> _RECORDED INFORMATION_:
::::::::::

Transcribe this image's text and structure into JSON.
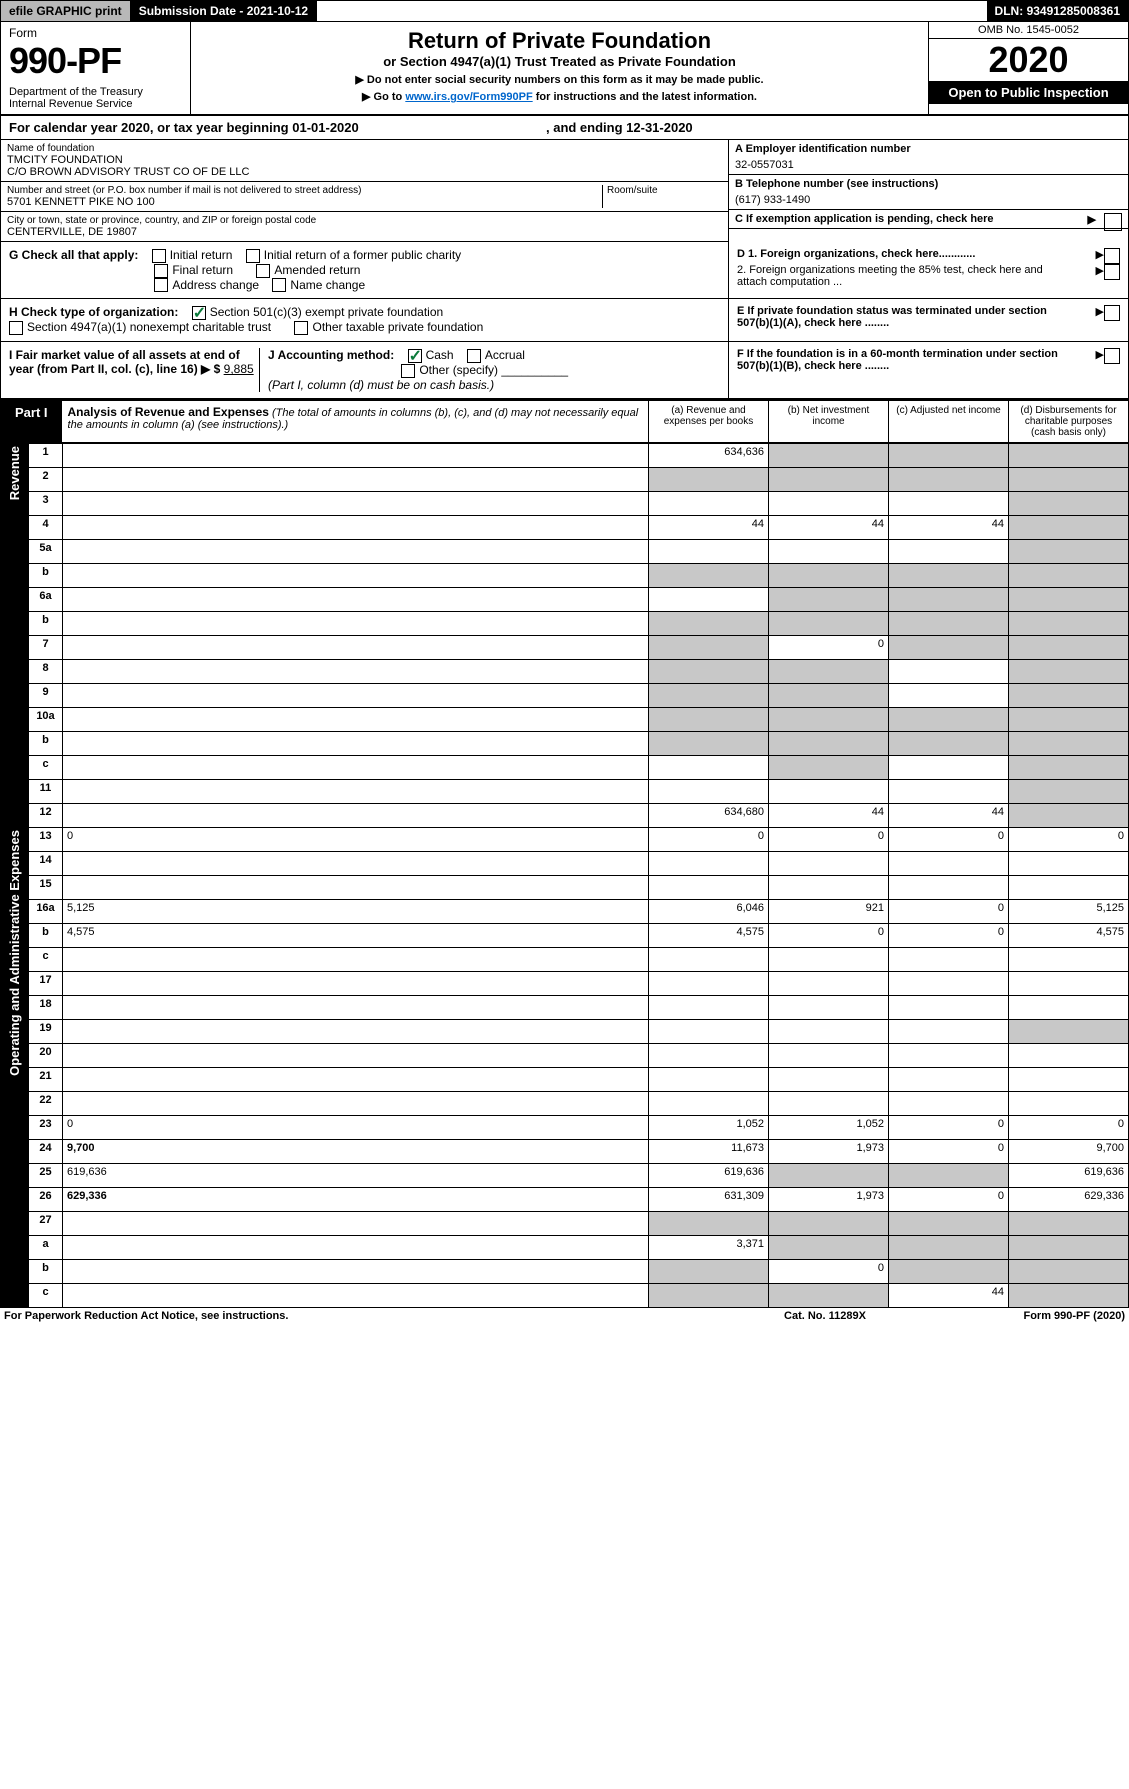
{
  "topbar": {
    "efile": "efile GRAPHIC print",
    "sub_label": "Submission Date -",
    "sub_date": "2021-10-12",
    "dln_label": "DLN:",
    "dln": "93491285008361"
  },
  "header": {
    "form_word": "Form",
    "form_no": "990-PF",
    "dept": "Department of the Treasury\nInternal Revenue Service",
    "title": "Return of Private Foundation",
    "subtitle": "or Section 4947(a)(1) Trust Treated as Private Foundation",
    "note1": "▶ Do not enter social security numbers on this form as it may be made public.",
    "note2_pre": "▶ Go to ",
    "note2_link": "www.irs.gov/Form990PF",
    "note2_post": " for instructions and the latest information.",
    "omb": "OMB No. 1545-0052",
    "year": "2020",
    "open": "Open to Public Inspection"
  },
  "cal": {
    "pre": "For calendar year 2020, or tax year beginning ",
    "begin": "01-01-2020",
    "mid": ", and ending ",
    "end": "12-31-2020"
  },
  "info": {
    "name_lbl": "Name of foundation",
    "name1": "TMCITY FOUNDATION",
    "name2": "C/O BROWN ADVISORY TRUST CO OF DE LLC",
    "addr_lbl": "Number and street (or P.O. box number if mail is not delivered to street address)",
    "room_lbl": "Room/suite",
    "addr": "5701 KENNETT PIKE NO 100",
    "city_lbl": "City or town, state or province, country, and ZIP or foreign postal code",
    "city": "CENTERVILLE, DE  19807",
    "A_lbl": "A Employer identification number",
    "ein": "32-0557031",
    "B_lbl": "B Telephone number (see instructions)",
    "phone": "(617) 933-1490",
    "C_lbl": "C If exemption application is pending, check here",
    "D1": "D 1. Foreign organizations, check here............",
    "D2": "2. Foreign organizations meeting the 85% test, check here and attach computation ...",
    "E": "E  If private foundation status was terminated under section 507(b)(1)(A), check here ........",
    "F": "F  If the foundation is in a 60-month termination under section 507(b)(1)(B), check here ........"
  },
  "G": {
    "lbl": "G Check all that apply:",
    "o1": "Initial return",
    "o2": "Initial return of a former public charity",
    "o3": "Final return",
    "o4": "Amended return",
    "o5": "Address change",
    "o6": "Name change"
  },
  "H": {
    "lbl": "H Check type of organization:",
    "o1": "Section 501(c)(3) exempt private foundation",
    "o2": "Section 4947(a)(1) nonexempt charitable trust",
    "o3": "Other taxable private foundation"
  },
  "I": {
    "lbl": "I Fair market value of all assets at end of year (from Part II, col. (c), line 16) ▶ $",
    "val": "9,885"
  },
  "J": {
    "lbl": "J Accounting method:",
    "o1": "Cash",
    "o2": "Accrual",
    "o3": "Other (specify)",
    "note": "(Part I, column (d) must be on cash basis.)"
  },
  "part1": {
    "label": "Part I",
    "title": "Analysis of Revenue and Expenses",
    "title_note": " (The total of amounts in columns (b), (c), and (d) may not necessarily equal the amounts in column (a) (see instructions).)",
    "col_a": "(a)   Revenue and expenses per books",
    "col_b": "(b)  Net investment income",
    "col_c": "(c)  Adjusted net income",
    "col_d": "(d)  Disbursements for charitable purposes (cash basis only)"
  },
  "sections": {
    "revenue": "Revenue",
    "expenses": "Operating and Administrative Expenses"
  },
  "lines": [
    {
      "n": "1",
      "d": "",
      "a": "634,636",
      "b": "",
      "c": "",
      "bgrey": true,
      "cgrey": true,
      "dgrey": true
    },
    {
      "n": "2",
      "d": "",
      "a": "",
      "b": "",
      "c": "",
      "agrey": true,
      "bgrey": true,
      "cgrey": true,
      "dgrey": true
    },
    {
      "n": "3",
      "d": "",
      "a": "",
      "b": "",
      "c": "",
      "dgrey": true
    },
    {
      "n": "4",
      "d": "",
      "a": "44",
      "b": "44",
      "c": "44",
      "dgrey": true
    },
    {
      "n": "5a",
      "d": "",
      "a": "",
      "b": "",
      "c": "",
      "dgrey": true
    },
    {
      "n": "b",
      "d": "",
      "a": "",
      "b": "",
      "c": "",
      "agrey": true,
      "bgrey": true,
      "cgrey": true,
      "dgrey": true
    },
    {
      "n": "6a",
      "d": "",
      "a": "",
      "b": "",
      "c": "",
      "bgrey": true,
      "cgrey": true,
      "dgrey": true
    },
    {
      "n": "b",
      "d": "",
      "a": "",
      "b": "",
      "c": "",
      "agrey": true,
      "bgrey": true,
      "cgrey": true,
      "dgrey": true
    },
    {
      "n": "7",
      "d": "",
      "a": "",
      "b": "0",
      "c": "",
      "agrey": true,
      "cgrey": true,
      "dgrey": true
    },
    {
      "n": "8",
      "d": "",
      "a": "",
      "b": "",
      "c": "",
      "agrey": true,
      "bgrey": true,
      "dgrey": true
    },
    {
      "n": "9",
      "d": "",
      "a": "",
      "b": "",
      "c": "",
      "agrey": true,
      "bgrey": true,
      "dgrey": true
    },
    {
      "n": "10a",
      "d": "",
      "a": "",
      "b": "",
      "c": "",
      "agrey": true,
      "bgrey": true,
      "cgrey": true,
      "dgrey": true
    },
    {
      "n": "b",
      "d": "",
      "a": "",
      "b": "",
      "c": "",
      "agrey": true,
      "bgrey": true,
      "cgrey": true,
      "dgrey": true
    },
    {
      "n": "c",
      "d": "",
      "a": "",
      "b": "",
      "c": "",
      "bgrey": true,
      "dgrey": true
    },
    {
      "n": "11",
      "d": "",
      "a": "",
      "b": "",
      "c": "",
      "dgrey": true
    },
    {
      "n": "12",
      "d": "",
      "a": "634,680",
      "b": "44",
      "c": "44",
      "bold": true,
      "dgrey": true
    }
  ],
  "exp_lines": [
    {
      "n": "13",
      "d": "0",
      "a": "0",
      "b": "0",
      "c": "0"
    },
    {
      "n": "14",
      "d": "",
      "a": "",
      "b": "",
      "c": ""
    },
    {
      "n": "15",
      "d": "",
      "a": "",
      "b": "",
      "c": ""
    },
    {
      "n": "16a",
      "d": "5,125",
      "a": "6,046",
      "b": "921",
      "c": "0"
    },
    {
      "n": "b",
      "d": "4,575",
      "a": "4,575",
      "b": "0",
      "c": "0"
    },
    {
      "n": "c",
      "d": "",
      "a": "",
      "b": "",
      "c": ""
    },
    {
      "n": "17",
      "d": "",
      "a": "",
      "b": "",
      "c": ""
    },
    {
      "n": "18",
      "d": "",
      "a": "",
      "b": "",
      "c": ""
    },
    {
      "n": "19",
      "d": "",
      "a": "",
      "b": "",
      "c": "",
      "dgrey": true
    },
    {
      "n": "20",
      "d": "",
      "a": "",
      "b": "",
      "c": ""
    },
    {
      "n": "21",
      "d": "",
      "a": "",
      "b": "",
      "c": ""
    },
    {
      "n": "22",
      "d": "",
      "a": "",
      "b": "",
      "c": ""
    },
    {
      "n": "23",
      "d": "0",
      "a": "1,052",
      "b": "1,052",
      "c": "0"
    },
    {
      "n": "24",
      "d": "9,700",
      "a": "11,673",
      "b": "1,973",
      "c": "0",
      "bold": true
    },
    {
      "n": "25",
      "d": "619,636",
      "a": "619,636",
      "b": "",
      "c": "",
      "bgrey": true,
      "cgrey": true
    },
    {
      "n": "26",
      "d": "629,336",
      "a": "631,309",
      "b": "1,973",
      "c": "0",
      "bold": true
    },
    {
      "n": "27",
      "d": "",
      "a": "",
      "b": "",
      "c": "",
      "agrey": true,
      "bgrey": true,
      "cgrey": true,
      "dgrey": true
    },
    {
      "n": "a",
      "d": "",
      "a": "3,371",
      "b": "",
      "c": "",
      "bold": true,
      "bgrey": true,
      "cgrey": true,
      "dgrey": true
    },
    {
      "n": "b",
      "d": "",
      "a": "",
      "b": "0",
      "c": "",
      "bold": true,
      "agrey": true,
      "cgrey": true,
      "dgrey": true
    },
    {
      "n": "c",
      "d": "",
      "a": "",
      "b": "",
      "c": "44",
      "bold": true,
      "agrey": true,
      "bgrey": true,
      "dgrey": true
    }
  ],
  "footer": {
    "left": "For Paperwork Reduction Act Notice, see instructions.",
    "mid": "Cat. No. 11289X",
    "right": "Form 990-PF (2020)"
  }
}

::::::::::

Determine how many of the lines above hold the word "Other", and output that number by itself.

> _ANSWER TO THE EXERCISE_: 2